= What is required =
Every line that contains "Local" counts once; give the total number of such lines, with no other words.
--- Begin Record list ---
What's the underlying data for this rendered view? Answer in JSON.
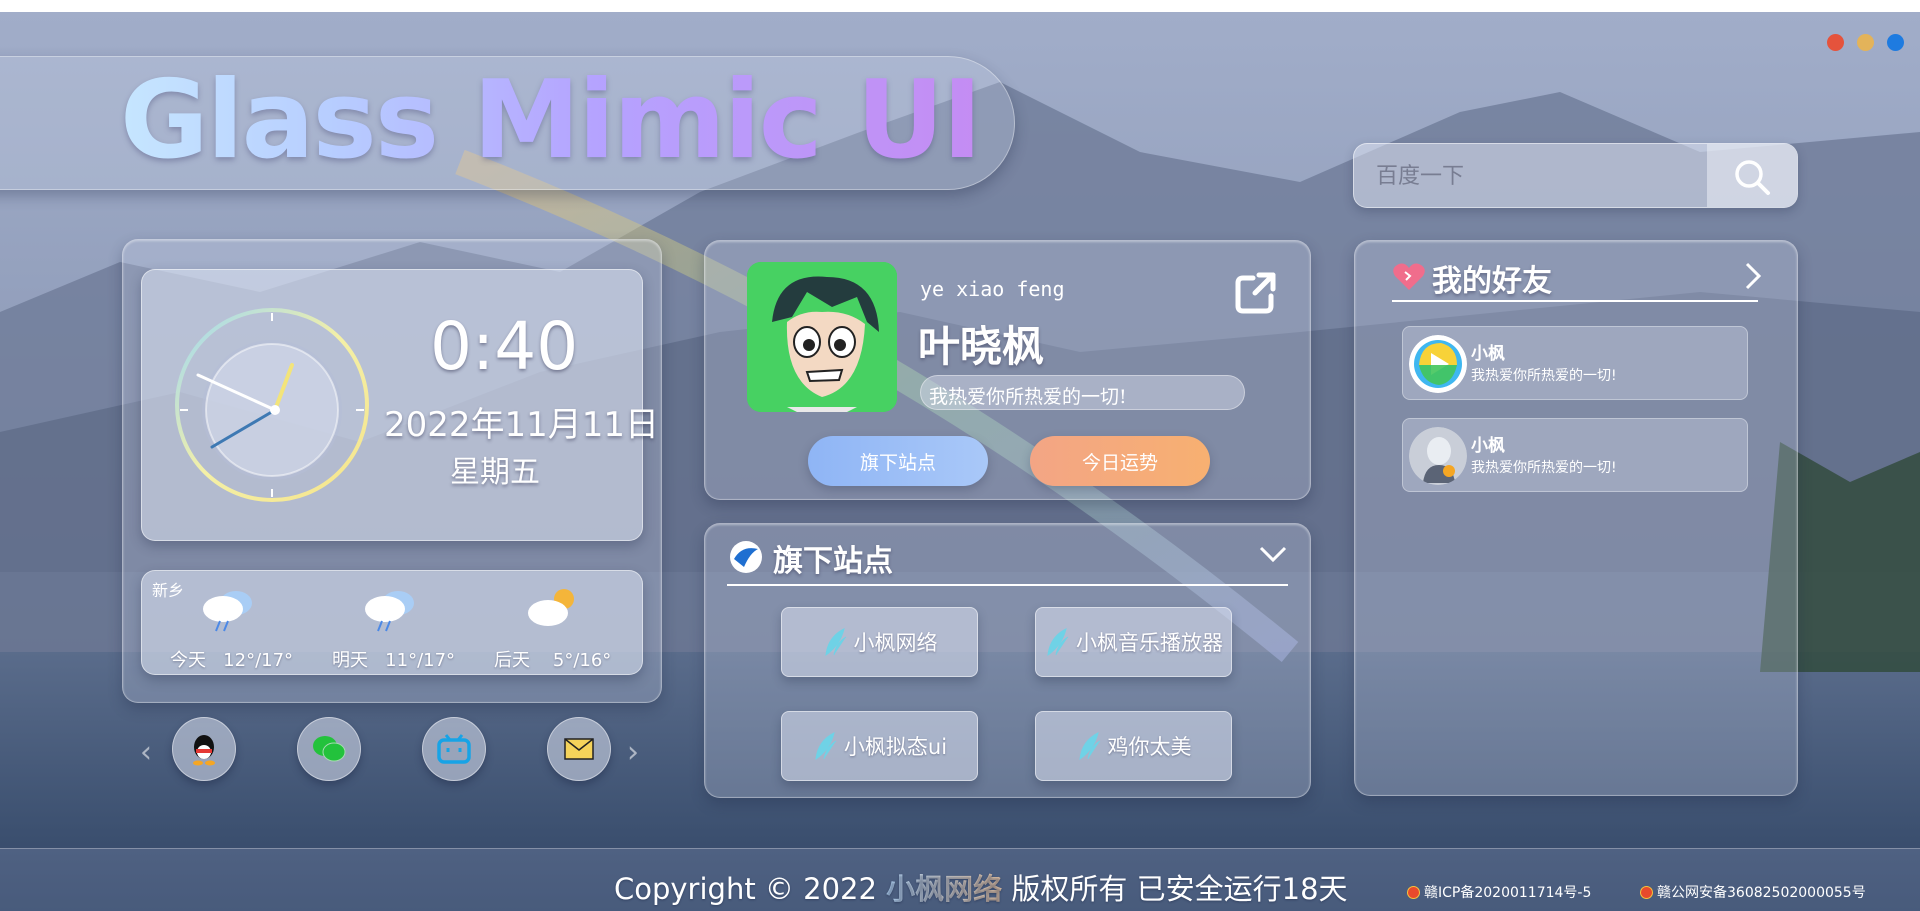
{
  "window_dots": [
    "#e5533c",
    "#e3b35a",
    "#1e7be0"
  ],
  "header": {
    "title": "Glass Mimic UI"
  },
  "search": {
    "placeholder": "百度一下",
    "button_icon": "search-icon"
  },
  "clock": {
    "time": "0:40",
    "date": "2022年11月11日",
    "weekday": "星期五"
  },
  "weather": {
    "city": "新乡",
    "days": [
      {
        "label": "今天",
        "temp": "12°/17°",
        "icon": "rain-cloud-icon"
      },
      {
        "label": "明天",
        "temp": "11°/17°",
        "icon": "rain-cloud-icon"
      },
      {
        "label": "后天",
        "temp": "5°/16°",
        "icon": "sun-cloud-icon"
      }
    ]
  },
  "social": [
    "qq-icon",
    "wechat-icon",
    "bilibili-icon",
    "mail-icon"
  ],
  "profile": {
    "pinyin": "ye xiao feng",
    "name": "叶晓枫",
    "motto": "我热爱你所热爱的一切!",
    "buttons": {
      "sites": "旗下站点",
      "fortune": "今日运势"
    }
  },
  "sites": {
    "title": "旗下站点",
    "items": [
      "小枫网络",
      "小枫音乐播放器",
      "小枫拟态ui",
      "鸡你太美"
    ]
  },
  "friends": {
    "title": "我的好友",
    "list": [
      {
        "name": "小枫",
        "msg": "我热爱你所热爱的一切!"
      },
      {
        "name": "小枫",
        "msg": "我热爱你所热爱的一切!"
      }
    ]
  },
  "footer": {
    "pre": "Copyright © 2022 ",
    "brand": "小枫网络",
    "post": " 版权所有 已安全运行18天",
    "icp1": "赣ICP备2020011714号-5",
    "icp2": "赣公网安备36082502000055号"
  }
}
--- End Record list ---
--- Begin Record list ---
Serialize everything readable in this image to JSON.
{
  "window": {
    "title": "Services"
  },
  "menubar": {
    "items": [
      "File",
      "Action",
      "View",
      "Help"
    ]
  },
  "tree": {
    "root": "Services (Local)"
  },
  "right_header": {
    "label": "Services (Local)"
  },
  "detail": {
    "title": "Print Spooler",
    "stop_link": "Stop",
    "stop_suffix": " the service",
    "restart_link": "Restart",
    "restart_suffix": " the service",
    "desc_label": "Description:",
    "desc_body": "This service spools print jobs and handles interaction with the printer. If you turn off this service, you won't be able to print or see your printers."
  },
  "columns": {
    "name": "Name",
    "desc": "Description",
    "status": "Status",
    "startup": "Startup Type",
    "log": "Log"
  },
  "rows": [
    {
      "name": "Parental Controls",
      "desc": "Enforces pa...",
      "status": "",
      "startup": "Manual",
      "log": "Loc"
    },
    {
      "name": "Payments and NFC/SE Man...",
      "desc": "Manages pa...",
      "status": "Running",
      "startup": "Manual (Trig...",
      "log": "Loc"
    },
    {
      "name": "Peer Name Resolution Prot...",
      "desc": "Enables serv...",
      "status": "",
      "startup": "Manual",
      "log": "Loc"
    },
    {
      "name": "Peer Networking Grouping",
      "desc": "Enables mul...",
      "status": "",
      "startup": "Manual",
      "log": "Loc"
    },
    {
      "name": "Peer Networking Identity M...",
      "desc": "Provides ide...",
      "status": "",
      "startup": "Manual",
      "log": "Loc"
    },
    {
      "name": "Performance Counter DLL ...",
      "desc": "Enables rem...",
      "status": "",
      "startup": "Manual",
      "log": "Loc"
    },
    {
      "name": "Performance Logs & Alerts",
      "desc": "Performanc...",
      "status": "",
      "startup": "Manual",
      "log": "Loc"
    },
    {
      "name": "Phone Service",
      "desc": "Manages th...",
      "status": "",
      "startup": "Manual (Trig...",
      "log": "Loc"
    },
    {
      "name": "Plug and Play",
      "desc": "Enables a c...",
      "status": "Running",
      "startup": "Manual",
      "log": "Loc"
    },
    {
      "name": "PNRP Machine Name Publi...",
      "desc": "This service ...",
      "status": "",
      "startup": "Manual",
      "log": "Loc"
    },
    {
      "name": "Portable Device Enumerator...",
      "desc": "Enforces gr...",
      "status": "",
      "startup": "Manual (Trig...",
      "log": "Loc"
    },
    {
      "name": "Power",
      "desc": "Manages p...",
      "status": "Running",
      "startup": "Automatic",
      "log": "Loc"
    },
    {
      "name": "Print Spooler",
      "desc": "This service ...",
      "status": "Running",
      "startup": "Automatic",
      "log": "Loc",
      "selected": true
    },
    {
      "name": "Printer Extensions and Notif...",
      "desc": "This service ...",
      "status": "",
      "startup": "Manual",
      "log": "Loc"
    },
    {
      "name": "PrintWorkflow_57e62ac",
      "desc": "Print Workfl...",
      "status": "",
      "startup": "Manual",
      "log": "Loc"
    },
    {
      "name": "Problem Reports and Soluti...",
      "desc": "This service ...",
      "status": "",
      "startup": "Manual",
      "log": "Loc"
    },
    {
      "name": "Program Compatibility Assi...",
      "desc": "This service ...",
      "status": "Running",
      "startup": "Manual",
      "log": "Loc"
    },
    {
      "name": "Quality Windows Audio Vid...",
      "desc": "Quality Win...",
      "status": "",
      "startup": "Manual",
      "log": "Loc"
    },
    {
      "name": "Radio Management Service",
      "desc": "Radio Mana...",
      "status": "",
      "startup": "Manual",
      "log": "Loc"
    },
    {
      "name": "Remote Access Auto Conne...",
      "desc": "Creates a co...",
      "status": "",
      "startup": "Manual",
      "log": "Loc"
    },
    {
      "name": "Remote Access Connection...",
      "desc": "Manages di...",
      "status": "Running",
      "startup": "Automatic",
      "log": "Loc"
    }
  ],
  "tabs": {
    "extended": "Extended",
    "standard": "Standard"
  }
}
--- End Record list ---
= Answer =
2